--- begin Task inputs ---

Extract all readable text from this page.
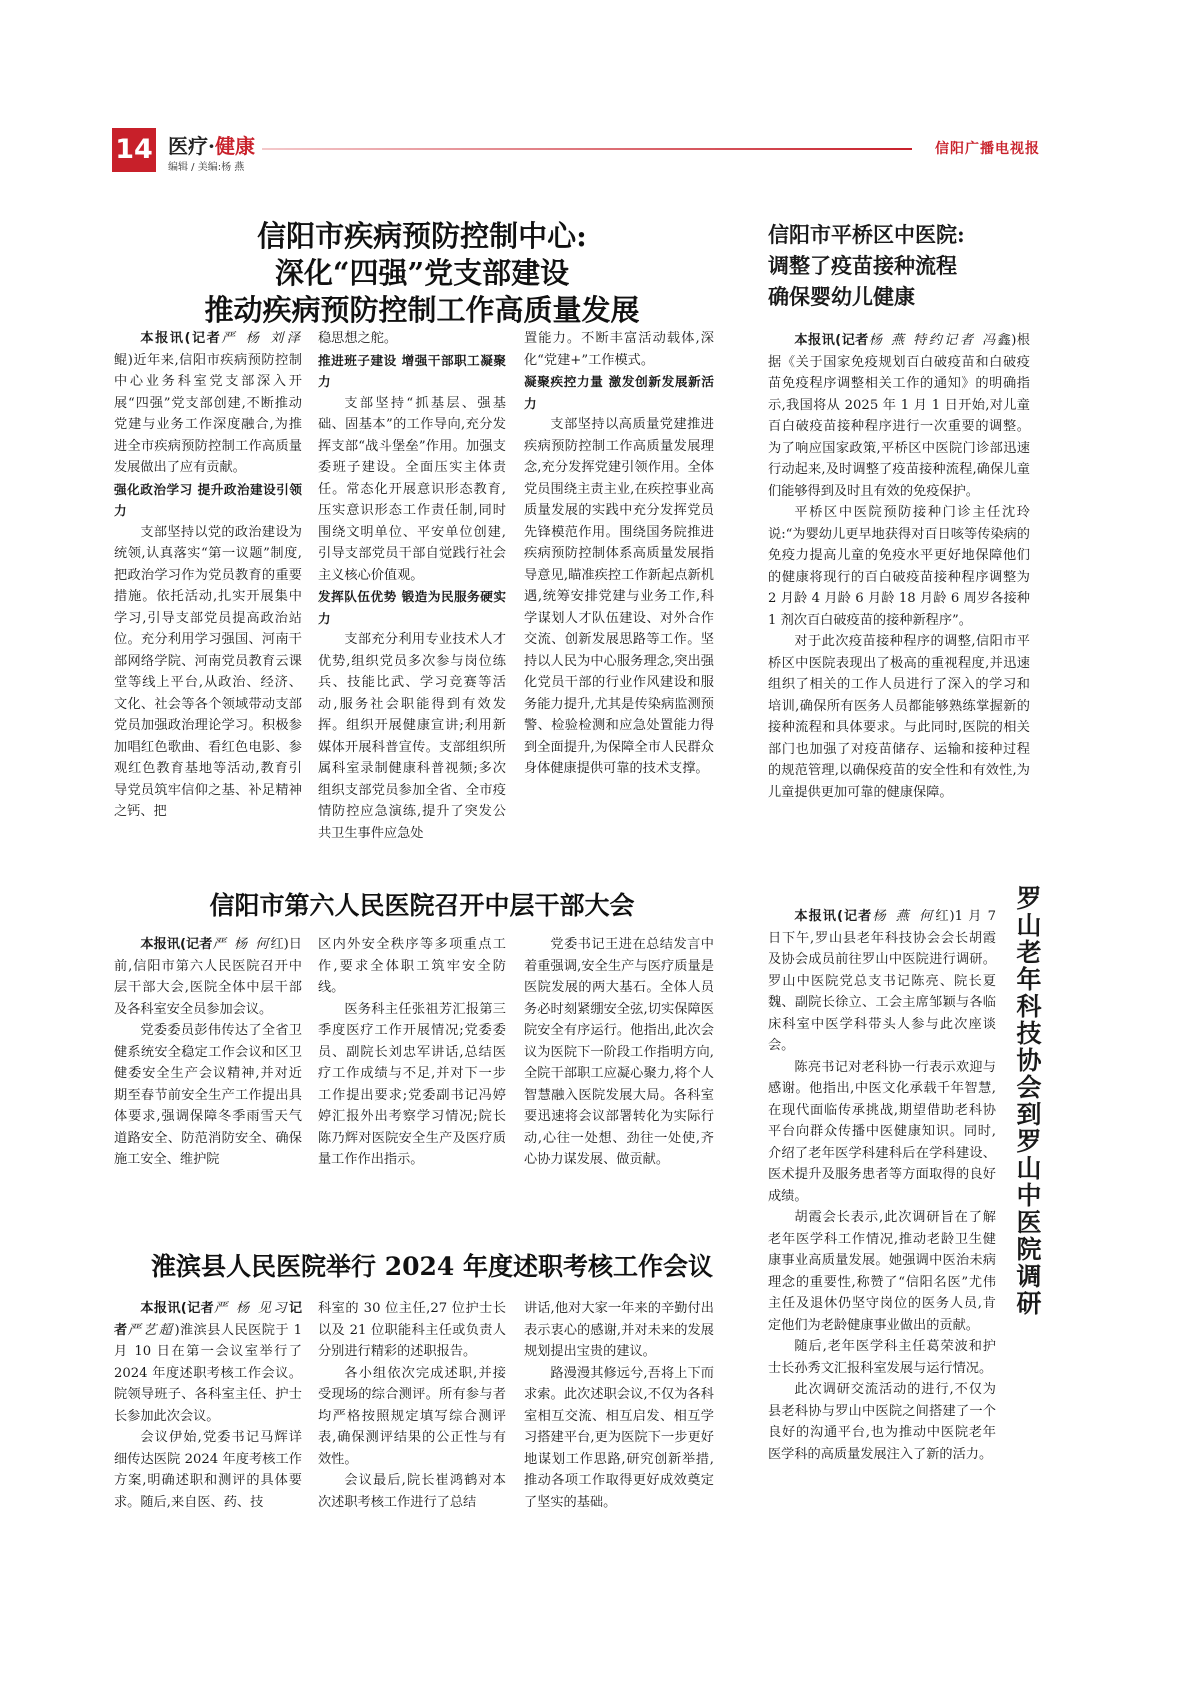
14 医疗·健康
编辑 / 美编:杨 燕
信阳广播电视报
信阳市疾病预防控制中心:
深化“四强”党支部建设
推动疾病预防控制工作高质量发展

本报讯(记者严 杨 刘泽鲲)近年来,信阳市疾病预防控制中心业务科室党支部深入开展“四强”党支部创建,不断推动党建与业务工作深度融合,为推进全市疾病预防控制工作高质量发展做出了应有贡献。

强化政治学习 提升政治建设引领力

支部坚持以党的政治建设为统领,认真落实“第一议题”制度,把政治学习作为党员教育的重要措施。依托活动,扎实开展集中学习,引导支部党员提高政治站位。充分利用学习强国、河南干部网络学院、河南党员教育云课堂等线上平台,从政治、经济、文化、社会等各个领域带动支部党员加强政治理论学习。积极参加唱红色歌曲、看红色电影、参观红色教育基地等活动,教育引导党员筑牢信仰之基、补足精神之钙、把

稳思想之舵。

推进班子建设 增强干部职工凝聚力

支部坚持“抓基层、强基础、固基本”的工作导向,充分发挥支部“战斗堡垒”作用。加强支委班子建设。全面压实主体责任。常态化开展意识形态教育,压实意识形态工作责任制,同时围绕文明单位、平安单位创建,引导支部党员干部自觉践行社会主义核心价值观。

发挥队伍优势 锻造为民服务硬实力

支部充分利用专业技术人才优势,组织党员多次参与岗位练兵、技能比武、学习竞赛等活动,服务社会职能得到有效发挥。组织开展健康宣讲;利用新媒体开展科普宣传。支部组织所属科室录制健康科普视频;多次组织支部党员参加全省、全市疫情防控应急演练,提升了突发公共卫生事件应急处

置能力。不断丰富活动载体,深化“党建+”工作模式。

凝聚疾控力量 激发创新发展新活力

支部坚持以高质量党建推进疾病预防控制工作高质量发展理念,充分发挥党建引领作用。全体党员围绕主责主业,在疾控事业高质量发展的实践中充分发挥党员先锋模范作用。围绕国务院推进疾病预防控制体系高质量发展指导意见,瞄准疾控工作新起点新机遇,统筹安排党建与业务工作,科学谋划人才队伍建设、对外合作交流、创新发展思路等工作。坚持以人民为中心服务理念,突出强化党员干部的行业作风建设和服务能力提升,尤其是传染病监测预警、检验检测和应急处置能力得到全面提升,为保障全市人民群众身体健康提供可靠的技术支撑。

信阳市平桥区中医院:
调整了疫苗接种流程
确保婴幼儿健康

本报讯(记者杨 燕 特约记者 冯鑫)根据《关于国家免疫规划百白破疫苗和白破疫苗免疫程序调整相关工作的通知》的明确指示,我国将从 2025 年 1 月 1 日开始,对儿童百白破疫苗接种程序进行一次重要的调整。为了响应国家政策,平桥区中医院门诊部迅速行动起来,及时调整了疫苗接种流程,确保儿童们能够得到及时且有效的免疫保护。

平桥区中医院预防接种门诊主任沈玲说:“为婴幼儿更早地获得对百日咳等传染病的免疫力提高儿童的免疫水平更好地保障他们的健康将现行的百白破疫苗接种程序调整为 2 月龄 4 月龄 6 月龄 18 月龄 6 周岁各接种 1 剂次百白破疫苗的接种新程序”。

对于此次疫苗接种程序的调整,信阳市平桥区中医院表现出了极高的重视程度,并迅速组织了相关的工作人员进行了深入的学习和培训,确保所有医务人员都能够熟练掌握新的接种流程和具体要求。与此同时,医院的相关部门也加强了对疫苗储存、运输和接种过程的规范管理,以确保疫苗的安全性和有效性,为儿童提供更加可靠的健康保障。

信阳市第六人民医院召开中层干部大会

本报讯(记者严 杨 何红)日前,信阳市第六人民医院召开中层干部大会,医院全体中层干部及各科室安全员参加会议。

党委委员彭伟传达了全省卫健系统安全稳定工作会议和区卫健委安全生产会议精神,并对近期至春节前安全生产工作提出具体要求,强调保障冬季雨雪天气道路安全、防范消防安全、确保施工安全、维护院

区内外安全秩序等多项重点工作,要求全体职工筑牢安全防线。

医务科主任张祖芳汇报第三季度医疗工作开展情况;党委委员、副院长刘忠军讲话,总结医疗工作成绩与不足,并对下一步工作提出要求;党委副书记冯婷婷汇报外出考察学习情况;院长陈乃辉对医院安全生产及医疗质量工作作出指示。

党委书记王进在总结发言中着重强调,安全生产与医疗质量是医院发展的两大基石。全体人员务必时刻紧绷安全弦,切实保障医院安全有序运行。他指出,此次会议为医院下一阶段工作指明方向,全院干部职工应凝心聚力,将个人智慧融入医院发展大局。各科室要迅速将会议部署转化为实际行动,心往一处想、劲往一处使,齐心协力谋发展、做贡献。

淮滨县人民医院举行 2024 年度述职考核工作会议

本报讯(记者严 杨 见习记者严艺超)淮滨县人民医院于 1 月 10 日在第一会议室举行了 2024 年度述职考核工作会议。院领导班子、各科室主任、护士长参加此次会议。

会议伊始,党委书记马辉详细传达医院 2024 年度考核工作方案,明确述职和测评的具体要求。随后,来自医、药、技

科室的 30 位主任,27 位护士长以及 21 位职能科主任或负责人分别进行精彩的述职报告。

各小组依次完成述职,并接受现场的综合测评。所有参与者均严格按照规定填写综合测评表,确保测评结果的公正性与有效性。

会议最后,院长崔鸿鹤对本次述职考核工作进行了总结

讲话,他对大家一年来的辛勤付出表示衷心的感谢,并对未来的发展规划提出宝贵的建议。

路漫漫其修远兮,吾将上下而求索。此次述职会议,不仅为各科室相互交流、相互启发、相互学习搭建平台,更为医院下一步更好地谋划工作思路,研究创新举措,推动各项工作取得更好成效奠定了坚实的基础。

罗山老年科技协会到罗山中医院调研

本报讯(记者杨 燕 何红)1 月 7 日下午,罗山县老年科技协会会长胡霞及协会成员前往罗山中医院进行调研。罗山中医院党总支书记陈亮、院长夏魏、副院长徐立、工会主席邹颖与各临床科室中医学科带头人参与此次座谈会。

陈亮书记对老科协一行表示欢迎与感谢。他指出,中医文化承载千年智慧,在现代面临传承挑战,期望借助老科协平台向群众传播中医健康知识。同时,介绍了老年医学科建科后在学科建设、医术提升及服务患者等方面取得的良好成绩。

胡霞会长表示,此次调研旨在了解老年医学科工作情况,推动老龄卫生健康事业高质量发展。她强调中医治未病理念的重要性,称赞了“信阳名医”尤伟主任及退休仍坚守岗位的医务人员,肯定他们为老龄健康事业做出的贡献。

随后,老年医学科主任葛荣波和护士长孙秀文汇报科室发展与运行情况。

此次调研交流活动的进行,不仅为县老科协与罗山中医院之间搭建了一个良好的沟通平台,也为推动中医院老年医学科的高质量发展注入了新的活力。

--- end Task inputs ---

** Problem to solve **
Scan the material for lines with the word "年度述职考核工作会议", and copy each line you find.

** Reply to the exercise **
淮滨县人民医院举行 2024 年度述职考核工作会议
本报讯(记者严 杨 见习记者严艺超)淮滨县人民医院于 1 月 10 日在第一会议室举行了 2024 年度述职考核工作会议。院领导班子、各科室主任、护士长参加此次会议。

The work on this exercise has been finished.